- _What is required_
Retype all of the listing exactly, passing over any picture you find.

- _Source material_
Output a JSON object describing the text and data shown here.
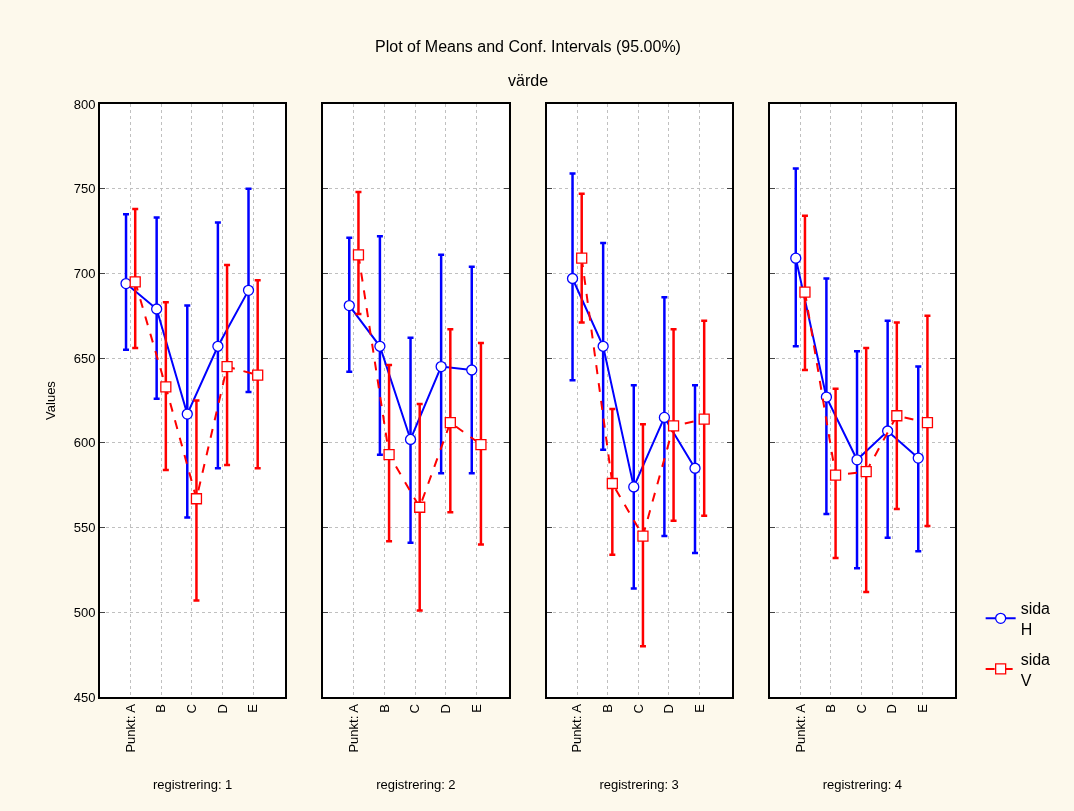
{
  "chart_data": [
    {
      "type": "line",
      "xlabel": "registrering: 1",
      "ylabel": "Values",
      "categories": [
        "Punkt: A",
        "B",
        "C",
        "D",
        "E"
      ],
      "ylim": [
        450,
        800
      ],
      "yticks": [
        450,
        500,
        550,
        600,
        650,
        700,
        750,
        800
      ],
      "grid": true,
      "series": [
        {
          "color": "#0000ff",
          "marker": "circle",
          "line_style": "solid",
          "values": [
            694,
            679,
            617,
            657,
            690
          ],
          "errors": [
            [
              655,
              735
            ],
            [
              626,
              733
            ],
            [
              556,
              681
            ],
            [
              585,
              730
            ],
            [
              630,
              750
            ]
          ]
        },
        {
          "color": "#ff0000",
          "marker": "square",
          "line_style": "dashed",
          "values": [
            695,
            633,
            567,
            645,
            640
          ],
          "errors": [
            [
              656,
              738
            ],
            [
              584,
              683
            ],
            [
              507,
              625
            ],
            [
              587,
              705
            ],
            [
              585,
              696
            ]
          ]
        }
      ]
    },
    {
      "type": "line",
      "title": "Plot of Means and Conf. Intervals (95.00%)",
      "subtitle": "värde",
      "xlabel": "registrering: 2",
      "categories": [
        "Punkt: A",
        "B",
        "C",
        "D",
        "E"
      ],
      "ylim": [
        450,
        800
      ],
      "yticks": [
        450,
        500,
        550,
        600,
        650,
        700,
        750,
        800
      ],
      "grid": true,
      "tick_labels": "x",
      "series": [
        {
          "color": "#0000ff",
          "marker": "circle",
          "line_style": "solid",
          "values": [
            681,
            657,
            602,
            645,
            643
          ],
          "errors": [
            [
              642,
              721
            ],
            [
              593,
              722
            ],
            [
              541,
              662
            ],
            [
              582,
              711
            ],
            [
              582,
              704
            ]
          ]
        },
        {
          "color": "#ff0000",
          "marker": "square",
          "line_style": "dashed",
          "values": [
            711,
            593,
            562,
            612,
            599
          ],
          "errors": [
            [
              676,
              748
            ],
            [
              542,
              646
            ],
            [
              501,
              623
            ],
            [
              559,
              667
            ],
            [
              540,
              659
            ]
          ]
        }
      ]
    },
    {
      "type": "line",
      "xlabel": "registrering: 3",
      "categories": [
        "Punkt: A",
        "B",
        "C",
        "D",
        "E"
      ],
      "ylim": [
        450,
        800
      ],
      "yticks": [
        450,
        500,
        550,
        600,
        650,
        700,
        750,
        800
      ],
      "grid": true,
      "tick_labels": "x",
      "series": [
        {
          "color": "#0000ff",
          "marker": "circle",
          "line_style": "solid",
          "values": [
            697,
            657,
            574,
            615,
            585
          ],
          "errors": [
            [
              637,
              759
            ],
            [
              596,
              718
            ],
            [
              514,
              634
            ],
            [
              545,
              686
            ],
            [
              535,
              634
            ]
          ]
        },
        {
          "color": "#ff0000",
          "marker": "square",
          "line_style": "dashed",
          "values": [
            709,
            576,
            545,
            610,
            614
          ],
          "errors": [
            [
              671,
              747
            ],
            [
              534,
              620
            ],
            [
              480,
              611
            ],
            [
              554,
              667
            ],
            [
              557,
              672
            ]
          ]
        }
      ]
    },
    {
      "type": "line",
      "xlabel": "registrering: 4",
      "categories": [
        "Punkt: A",
        "B",
        "C",
        "D",
        "E"
      ],
      "ylim": [
        450,
        800
      ],
      "yticks": [
        450,
        500,
        550,
        600,
        650,
        700,
        750,
        800
      ],
      "grid": true,
      "tick_labels": "x",
      "legend": "bottom right",
      "series": [
        {
          "name": "sida H",
          "color": "#0000ff",
          "marker": "circle",
          "line_style": "solid",
          "values": [
            709,
            627,
            590,
            607,
            591
          ],
          "errors": [
            [
              657,
              762
            ],
            [
              558,
              697
            ],
            [
              526,
              654
            ],
            [
              544,
              672
            ],
            [
              536,
              645
            ]
          ]
        },
        {
          "name": "sida V",
          "color": "#ff0000",
          "marker": "square",
          "line_style": "dashed",
          "values": [
            689,
            581,
            583,
            616,
            612
          ],
          "errors": [
            [
              643,
              734
            ],
            [
              532,
              632
            ],
            [
              512,
              656
            ],
            [
              561,
              671
            ],
            [
              551,
              675
            ]
          ]
        }
      ]
    }
  ]
}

- _Answer to the problem_
Output a JSON object describing the text and data shown here.
{
  "chart_data": [
    {
      "type": "line",
      "xlabel": "registrering: 1",
      "ylabel": "Values",
      "categories": [
        "Punkt: A",
        "B",
        "C",
        "D",
        "E"
      ],
      "ylim": [
        450,
        800
      ],
      "yticks": [
        450,
        500,
        550,
        600,
        650,
        700,
        750,
        800
      ],
      "grid": true,
      "series": [
        {
          "color": "#0000ff",
          "marker": "circle",
          "line_style": "solid",
          "values": [
            694,
            679,
            617,
            657,
            690
          ],
          "errors": [
            [
              655,
              735
            ],
            [
              626,
              733
            ],
            [
              556,
              681
            ],
            [
              585,
              730
            ],
            [
              630,
              750
            ]
          ]
        },
        {
          "color": "#ff0000",
          "marker": "square",
          "line_style": "dashed",
          "values": [
            695,
            633,
            567,
            645,
            640
          ],
          "errors": [
            [
              656,
              738
            ],
            [
              584,
              683
            ],
            [
              507,
              625
            ],
            [
              587,
              705
            ],
            [
              585,
              696
            ]
          ]
        }
      ]
    },
    {
      "type": "line",
      "title": "Plot of Means and Conf. Intervals (95.00%)",
      "subtitle": "värde",
      "xlabel": "registrering: 2",
      "categories": [
        "Punkt: A",
        "B",
        "C",
        "D",
        "E"
      ],
      "ylim": [
        450,
        800
      ],
      "yticks": [
        450,
        500,
        550,
        600,
        650,
        700,
        750,
        800
      ],
      "grid": true,
      "tick_labels": "x",
      "series": [
        {
          "color": "#0000ff",
          "marker": "circle",
          "line_style": "solid",
          "values": [
            681,
            657,
            602,
            645,
            643
          ],
          "errors": [
            [
              642,
              721
            ],
            [
              593,
              722
            ],
            [
              541,
              662
            ],
            [
              582,
              711
            ],
            [
              582,
              704
            ]
          ]
        },
        {
          "color": "#ff0000",
          "marker": "square",
          "line_style": "dashed",
          "values": [
            711,
            593,
            562,
            612,
            599
          ],
          "errors": [
            [
              676,
              748
            ],
            [
              542,
              646
            ],
            [
              501,
              623
            ],
            [
              559,
              667
            ],
            [
              540,
              659
            ]
          ]
        }
      ]
    },
    {
      "type": "line",
      "xlabel": "registrering: 3",
      "categories": [
        "Punkt: A",
        "B",
        "C",
        "D",
        "E"
      ],
      "ylim": [
        450,
        800
      ],
      "yticks": [
        450,
        500,
        550,
        600,
        650,
        700,
        750,
        800
      ],
      "grid": true,
      "tick_labels": "x",
      "series": [
        {
          "color": "#0000ff",
          "marker": "circle",
          "line_style": "solid",
          "values": [
            697,
            657,
            574,
            615,
            585
          ],
          "errors": [
            [
              637,
              759
            ],
            [
              596,
              718
            ],
            [
              514,
              634
            ],
            [
              545,
              686
            ],
            [
              535,
              634
            ]
          ]
        },
        {
          "color": "#ff0000",
          "marker": "square",
          "line_style": "dashed",
          "values": [
            709,
            576,
            545,
            610,
            614
          ],
          "errors": [
            [
              671,
              747
            ],
            [
              534,
              620
            ],
            [
              480,
              611
            ],
            [
              554,
              667
            ],
            [
              557,
              672
            ]
          ]
        }
      ]
    },
    {
      "type": "line",
      "xlabel": "registrering: 4",
      "categories": [
        "Punkt: A",
        "B",
        "C",
        "D",
        "E"
      ],
      "ylim": [
        450,
        800
      ],
      "yticks": [
        450,
        500,
        550,
        600,
        650,
        700,
        750,
        800
      ],
      "grid": true,
      "tick_labels": "x",
      "legend": "bottom right",
      "series": [
        {
          "name": "sida H",
          "color": "#0000ff",
          "marker": "circle",
          "line_style": "solid",
          "values": [
            709,
            627,
            590,
            607,
            591
          ],
          "errors": [
            [
              657,
              762
            ],
            [
              558,
              697
            ],
            [
              526,
              654
            ],
            [
              544,
              672
            ],
            [
              536,
              645
            ]
          ]
        },
        {
          "name": "sida V",
          "color": "#ff0000",
          "marker": "square",
          "line_style": "dashed",
          "values": [
            689,
            581,
            583,
            616,
            612
          ],
          "errors": [
            [
              643,
              734
            ],
            [
              532,
              632
            ],
            [
              512,
              656
            ],
            [
              561,
              671
            ],
            [
              551,
              675
            ]
          ]
        }
      ]
    }
  ]
}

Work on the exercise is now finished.